• **JOB**
Write out all the entries word for word and omit any pictures.

• **GIVEN DATA**
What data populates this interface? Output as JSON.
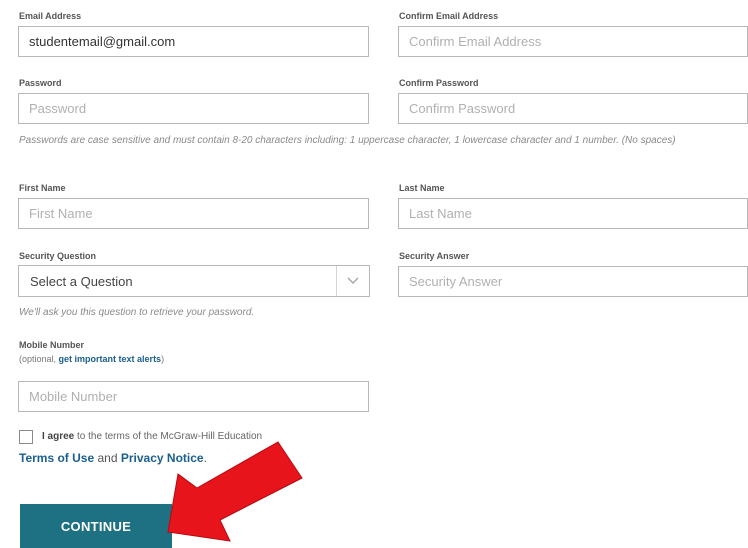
{
  "fields": {
    "email": {
      "label": "Email Address",
      "value": "studentemail@gmail.com",
      "placeholder": ""
    },
    "confirm_email": {
      "label": "Confirm Email Address",
      "value": "",
      "placeholder": "Confirm Email Address"
    },
    "password": {
      "label": "Password",
      "value": "",
      "placeholder": "Password"
    },
    "confirm_password": {
      "label": "Confirm Password",
      "value": "",
      "placeholder": "Confirm Password"
    },
    "first_name": {
      "label": "First Name",
      "value": "",
      "placeholder": "First Name"
    },
    "last_name": {
      "label": "Last Name",
      "value": "",
      "placeholder": "Last Name"
    },
    "security_question": {
      "label": "Security Question",
      "selected": "Select a Question"
    },
    "security_answer": {
      "label": "Security Answer",
      "value": "",
      "placeholder": "Security Answer"
    },
    "mobile": {
      "label": "Mobile Number",
      "optional_text": "(optional,",
      "alerts_link": "get important text alerts",
      "close_paren": ")",
      "value": "",
      "placeholder": "Mobile Number"
    }
  },
  "hints": {
    "password": "Passwords are case sensitive and must contain 8-20 characters including: 1 uppercase character, 1 lowercase character and 1 number. (No spaces)",
    "security": "We'll ask you this question to retrieve your password."
  },
  "agreement": {
    "bold": "I agree",
    "text": "to the terms of the McGraw-Hill Education",
    "terms_link": "Terms of Use",
    "and": "and",
    "privacy_link": "Privacy Notice",
    "period": ".",
    "checked": false
  },
  "continue_label": "CONTINUE",
  "icons": {
    "chevron": "chevron-down-icon",
    "annotation": "red-arrow-annotation"
  },
  "colors": {
    "button": "#1d7183",
    "link": "#1a5f8f",
    "arrow": "#e8141b"
  }
}
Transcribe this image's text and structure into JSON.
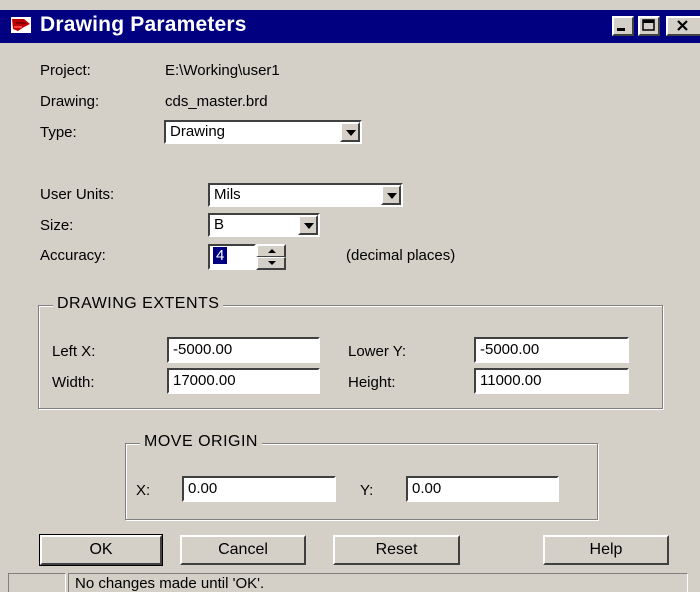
{
  "window": {
    "title": "Drawing Parameters",
    "icon": "app-brush-icon",
    "controls": [
      "minimize-icon",
      "maximize-icon",
      "close-icon"
    ]
  },
  "info": {
    "project_label": "Project:",
    "project_value": "E:\\Working\\user1",
    "drawing_label": "Drawing:",
    "drawing_value": "cds_master.brd",
    "type_label": "Type:",
    "type_value": "Drawing"
  },
  "units": {
    "user_units_label": "User Units:",
    "user_units_value": "Mils",
    "size_label": "Size:",
    "size_value": "B",
    "accuracy_label": "Accuracy:",
    "accuracy_value": "4",
    "accuracy_suffix": "(decimal places)"
  },
  "extents": {
    "title": "DRAWING EXTENTS",
    "left_x_label": "Left X:",
    "left_x_value": "-5000.00",
    "lower_y_label": "Lower Y:",
    "lower_y_value": "-5000.00",
    "width_label": "Width:",
    "width_value": "17000.00",
    "height_label": "Height:",
    "height_value": "11000.00"
  },
  "origin": {
    "title": "MOVE ORIGIN",
    "x_label": "X:",
    "x_value": "0.00",
    "y_label": "Y:",
    "y_value": "0.00"
  },
  "buttons": {
    "ok": "OK",
    "cancel": "Cancel",
    "reset": "Reset",
    "help": "Help"
  },
  "status": {
    "message": "No changes made until 'OK'."
  },
  "colors": {
    "titlebar": "#000080",
    "face": "#d4d0c8"
  }
}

• **THE OUTPUT**
What data populates this interface? Output as JSON.
{
  "fields": {
    "email": {
      "label": "Email Address",
      "value": "studentemail@gmail.com",
      "placeholder": ""
    },
    "confirm_email": {
      "label": "Confirm Email Address",
      "value": "",
      "placeholder": "Confirm Email Address"
    },
    "password": {
      "label": "Password",
      "value": "",
      "placeholder": "Password"
    },
    "confirm_password": {
      "label": "Confirm Password",
      "value": "",
      "placeholder": "Confirm Password"
    },
    "first_name": {
      "label": "First Name",
      "value": "",
      "placeholder": "First Name"
    },
    "last_name": {
      "label": "Last Name",
      "value": "",
      "placeholder": "Last Name"
    },
    "security_question": {
      "label": "Security Question",
      "selected": "Select a Question"
    },
    "security_answer": {
      "label": "Security Answer",
      "value": "",
      "placeholder": "Security Answer"
    },
    "mobile": {
      "label": "Mobile Number",
      "optional_text": "(optional,",
      "alerts_link": "get important text alerts",
      "close_paren": ")",
      "value": "",
      "placeholder": "Mobile Number"
    }
  },
  "hints": {
    "password": "Passwords are case sensitive and must contain 8-20 characters including: 1 uppercase character, 1 lowercase character and 1 number. (No spaces)",
    "security": "We'll ask you this question to retrieve your password."
  },
  "agreement": {
    "bold": "I agree",
    "text": "to the terms of the McGraw-Hill Education",
    "terms_link": "Terms of Use",
    "and": "and",
    "privacy_link": "Privacy Notice",
    "period": ".",
    "checked": false
  },
  "continue_label": "CONTINUE",
  "icons": {
    "chevron": "chevron-down-icon",
    "annotation": "red-arrow-annotation"
  },
  "colors": {
    "button": "#1d7183",
    "link": "#1a5f8f",
    "arrow": "#e8141b"
  }
}
Transcribe this image's text and structure into JSON.
{
  "window": {
    "title": "Drawing Parameters",
    "icon": "app-brush-icon",
    "controls": [
      "minimize-icon",
      "maximize-icon",
      "close-icon"
    ]
  },
  "info": {
    "project_label": "Project:",
    "project_value": "E:\\Working\\user1",
    "drawing_label": "Drawing:",
    "drawing_value": "cds_master.brd",
    "type_label": "Type:",
    "type_value": "Drawing"
  },
  "units": {
    "user_units_label": "User Units:",
    "user_units_value": "Mils",
    "size_label": "Size:",
    "size_value": "B",
    "accuracy_label": "Accuracy:",
    "accuracy_value": "4",
    "accuracy_suffix": "(decimal places)"
  },
  "extents": {
    "title": "DRAWING EXTENTS",
    "left_x_label": "Left X:",
    "left_x_value": "-5000.00",
    "lower_y_label": "Lower Y:",
    "lower_y_value": "-5000.00",
    "width_label": "Width:",
    "width_value": "17000.00",
    "height_label": "Height:",
    "height_value": "11000.00"
  },
  "origin": {
    "title": "MOVE ORIGIN",
    "x_label": "X:",
    "x_value": "0.00",
    "y_label": "Y:",
    "y_value": "0.00"
  },
  "buttons": {
    "ok": "OK",
    "cancel": "Cancel",
    "reset": "Reset",
    "help": "Help"
  },
  "status": {
    "message": "No changes made until 'OK'."
  },
  "colors": {
    "titlebar": "#000080",
    "face": "#d4d0c8"
  }
}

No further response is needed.